[WRITTEN REQUEST]: The entries below should be transcribed in their entirety, exactly as written.

::: DATASET

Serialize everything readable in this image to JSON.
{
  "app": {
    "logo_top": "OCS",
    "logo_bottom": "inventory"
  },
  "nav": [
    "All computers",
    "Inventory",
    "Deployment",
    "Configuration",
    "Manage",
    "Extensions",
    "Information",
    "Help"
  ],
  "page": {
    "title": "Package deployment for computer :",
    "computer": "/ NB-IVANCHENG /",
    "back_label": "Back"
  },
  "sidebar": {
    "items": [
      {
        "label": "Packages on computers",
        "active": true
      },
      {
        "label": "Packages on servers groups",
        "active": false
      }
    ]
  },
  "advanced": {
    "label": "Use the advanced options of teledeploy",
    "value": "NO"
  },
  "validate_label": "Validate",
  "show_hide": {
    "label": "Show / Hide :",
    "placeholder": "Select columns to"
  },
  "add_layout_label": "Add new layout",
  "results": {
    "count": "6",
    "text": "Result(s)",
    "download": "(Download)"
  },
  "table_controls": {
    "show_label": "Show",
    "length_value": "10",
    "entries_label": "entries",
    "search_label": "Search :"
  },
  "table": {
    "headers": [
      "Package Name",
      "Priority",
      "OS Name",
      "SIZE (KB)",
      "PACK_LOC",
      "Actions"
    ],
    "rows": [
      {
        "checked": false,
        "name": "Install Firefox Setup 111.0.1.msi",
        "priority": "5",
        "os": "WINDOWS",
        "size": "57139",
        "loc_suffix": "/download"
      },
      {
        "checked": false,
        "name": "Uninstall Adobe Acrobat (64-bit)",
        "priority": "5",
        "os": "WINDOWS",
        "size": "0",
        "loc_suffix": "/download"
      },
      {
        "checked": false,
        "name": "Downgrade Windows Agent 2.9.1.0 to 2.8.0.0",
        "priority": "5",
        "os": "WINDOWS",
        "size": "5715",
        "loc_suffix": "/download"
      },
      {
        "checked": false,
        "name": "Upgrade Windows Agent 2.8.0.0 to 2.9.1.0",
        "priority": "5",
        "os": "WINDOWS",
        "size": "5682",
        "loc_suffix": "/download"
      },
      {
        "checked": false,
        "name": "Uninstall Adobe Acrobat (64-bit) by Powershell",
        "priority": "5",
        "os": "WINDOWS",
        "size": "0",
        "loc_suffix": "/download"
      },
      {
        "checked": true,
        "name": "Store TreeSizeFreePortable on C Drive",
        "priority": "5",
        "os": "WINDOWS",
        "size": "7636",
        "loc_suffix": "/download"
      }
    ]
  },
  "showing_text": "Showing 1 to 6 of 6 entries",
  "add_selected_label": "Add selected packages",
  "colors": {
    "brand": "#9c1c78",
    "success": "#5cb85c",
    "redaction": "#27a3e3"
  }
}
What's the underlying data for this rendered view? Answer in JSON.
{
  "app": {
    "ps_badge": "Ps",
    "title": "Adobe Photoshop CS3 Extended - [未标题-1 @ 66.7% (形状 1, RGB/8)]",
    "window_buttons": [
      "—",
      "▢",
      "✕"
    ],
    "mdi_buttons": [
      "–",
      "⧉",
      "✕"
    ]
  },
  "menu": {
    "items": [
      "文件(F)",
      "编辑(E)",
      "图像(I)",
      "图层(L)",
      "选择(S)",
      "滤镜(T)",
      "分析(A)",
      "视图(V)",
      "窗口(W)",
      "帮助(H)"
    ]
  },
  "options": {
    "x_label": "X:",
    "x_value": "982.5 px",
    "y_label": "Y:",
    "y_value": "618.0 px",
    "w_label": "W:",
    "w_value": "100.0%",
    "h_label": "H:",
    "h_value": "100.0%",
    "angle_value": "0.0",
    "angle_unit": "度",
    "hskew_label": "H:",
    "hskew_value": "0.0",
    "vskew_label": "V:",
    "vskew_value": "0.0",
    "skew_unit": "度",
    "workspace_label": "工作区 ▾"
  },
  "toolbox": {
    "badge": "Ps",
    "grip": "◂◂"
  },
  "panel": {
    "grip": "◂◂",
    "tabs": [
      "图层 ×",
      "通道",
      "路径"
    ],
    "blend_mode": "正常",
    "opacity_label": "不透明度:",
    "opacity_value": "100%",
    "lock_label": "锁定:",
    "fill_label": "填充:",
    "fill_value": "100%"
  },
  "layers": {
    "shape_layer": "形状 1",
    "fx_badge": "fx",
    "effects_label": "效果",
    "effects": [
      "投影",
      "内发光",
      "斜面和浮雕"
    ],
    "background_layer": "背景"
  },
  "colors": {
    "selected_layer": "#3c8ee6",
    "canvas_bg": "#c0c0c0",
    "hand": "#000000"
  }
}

::::::

[PROBLEM SOLUTION]:
Serialize everything readable in this image to JSON.
{
  "app": {
    "logo_top": "OCS",
    "logo_bottom": "inventory"
  },
  "nav": [
    "All computers",
    "Inventory",
    "Deployment",
    "Configuration",
    "Manage",
    "Extensions",
    "Information",
    "Help"
  ],
  "page": {
    "title": "Package deployment for computer :",
    "computer": "/ NB-IVANCHENG /",
    "back_label": "Back"
  },
  "sidebar": {
    "items": [
      {
        "label": "Packages on computers",
        "active": true
      },
      {
        "label": "Packages on servers groups",
        "active": false
      }
    ]
  },
  "advanced": {
    "label": "Use the advanced options of teledeploy",
    "value": "NO"
  },
  "validate_label": "Validate",
  "show_hide": {
    "label": "Show / Hide :",
    "placeholder": "Select columns to"
  },
  "add_layout_label": "Add new layout",
  "results": {
    "count": "6",
    "text": "Result(s)",
    "download": "(Download)"
  },
  "table_controls": {
    "show_label": "Show",
    "length_value": "10",
    "entries_label": "entries",
    "search_label": "Search :"
  },
  "table": {
    "headers": [
      "Package Name",
      "Priority",
      "OS Name",
      "SIZE (KB)",
      "PACK_LOC",
      "Actions"
    ],
    "rows": [
      {
        "checked": false,
        "name": "Install Firefox Setup 111.0.1.msi",
        "priority": "5",
        "os": "WINDOWS",
        "size": "57139",
        "loc_suffix": "/download"
      },
      {
        "checked": false,
        "name": "Uninstall Adobe Acrobat (64-bit)",
        "priority": "5",
        "os": "WINDOWS",
        "size": "0",
        "loc_suffix": "/download"
      },
      {
        "checked": false,
        "name": "Downgrade Windows Agent 2.9.1.0 to 2.8.0.0",
        "priority": "5",
        "os": "WINDOWS",
        "size": "5715",
        "loc_suffix": "/download"
      },
      {
        "checked": false,
        "name": "Upgrade Windows Agent 2.8.0.0 to 2.9.1.0",
        "priority": "5",
        "os": "WINDOWS",
        "size": "5682",
        "loc_suffix": "/download"
      },
      {
        "checked": false,
        "name": "Uninstall Adobe Acrobat (64-bit) by Powershell",
        "priority": "5",
        "os": "WINDOWS",
        "size": "0",
        "loc_suffix": "/download"
      },
      {
        "checked": true,
        "name": "Store TreeSizeFreePortable on C Drive",
        "priority": "5",
        "os": "WINDOWS",
        "size": "7636",
        "loc_suffix": "/download"
      }
    ]
  },
  "showing_text": "Showing 1 to 6 of 6 entries",
  "add_selected_label": "Add selected packages",
  "colors": {
    "brand": "#9c1c78",
    "success": "#5cb85c",
    "redaction": "#27a3e3"
  }
}
What's the underlying data for this rendered view? Answer in JSON.
{
  "app": {
    "ps_badge": "Ps",
    "title": "Adobe Photoshop CS3 Extended - [未标题-1 @ 66.7% (形状 1, RGB/8)]",
    "window_buttons": [
      "—",
      "▢",
      "✕"
    ],
    "mdi_buttons": [
      "–",
      "⧉",
      "✕"
    ]
  },
  "menu": {
    "items": [
      "文件(F)",
      "编辑(E)",
      "图像(I)",
      "图层(L)",
      "选择(S)",
      "滤镜(T)",
      "分析(A)",
      "视图(V)",
      "窗口(W)",
      "帮助(H)"
    ]
  },
  "options": {
    "x_label": "X:",
    "x_value": "982.5 px",
    "y_label": "Y:",
    "y_value": "618.0 px",
    "w_label": "W:",
    "w_value": "100.0%",
    "h_label": "H:",
    "h_value": "100.0%",
    "angle_value": "0.0",
    "angle_unit": "度",
    "hskew_label": "H:",
    "hskew_value": "0.0",
    "vskew_label": "V:",
    "vskew_value": "0.0",
    "skew_unit": "度",
    "workspace_label": "工作区 ▾"
  },
  "toolbox": {
    "badge": "Ps",
    "grip": "◂◂"
  },
  "panel": {
    "grip": "◂◂",
    "tabs": [
      "图层 ×",
      "通道",
      "路径"
    ],
    "blend_mode": "正常",
    "opacity_label": "不透明度:",
    "opacity_value": "100%",
    "lock_label": "锁定:",
    "fill_label": "填充:",
    "fill_value": "100%"
  },
  "layers": {
    "shape_layer": "形状 1",
    "fx_badge": "fx",
    "effects_label": "效果",
    "effects": [
      "投影",
      "内发光",
      "斜面和浮雕"
    ],
    "background_layer": "背景"
  },
  "colors": {
    "selected_layer": "#3c8ee6",
    "canvas_bg": "#c0c0c0",
    "hand": "#000000"
  }
}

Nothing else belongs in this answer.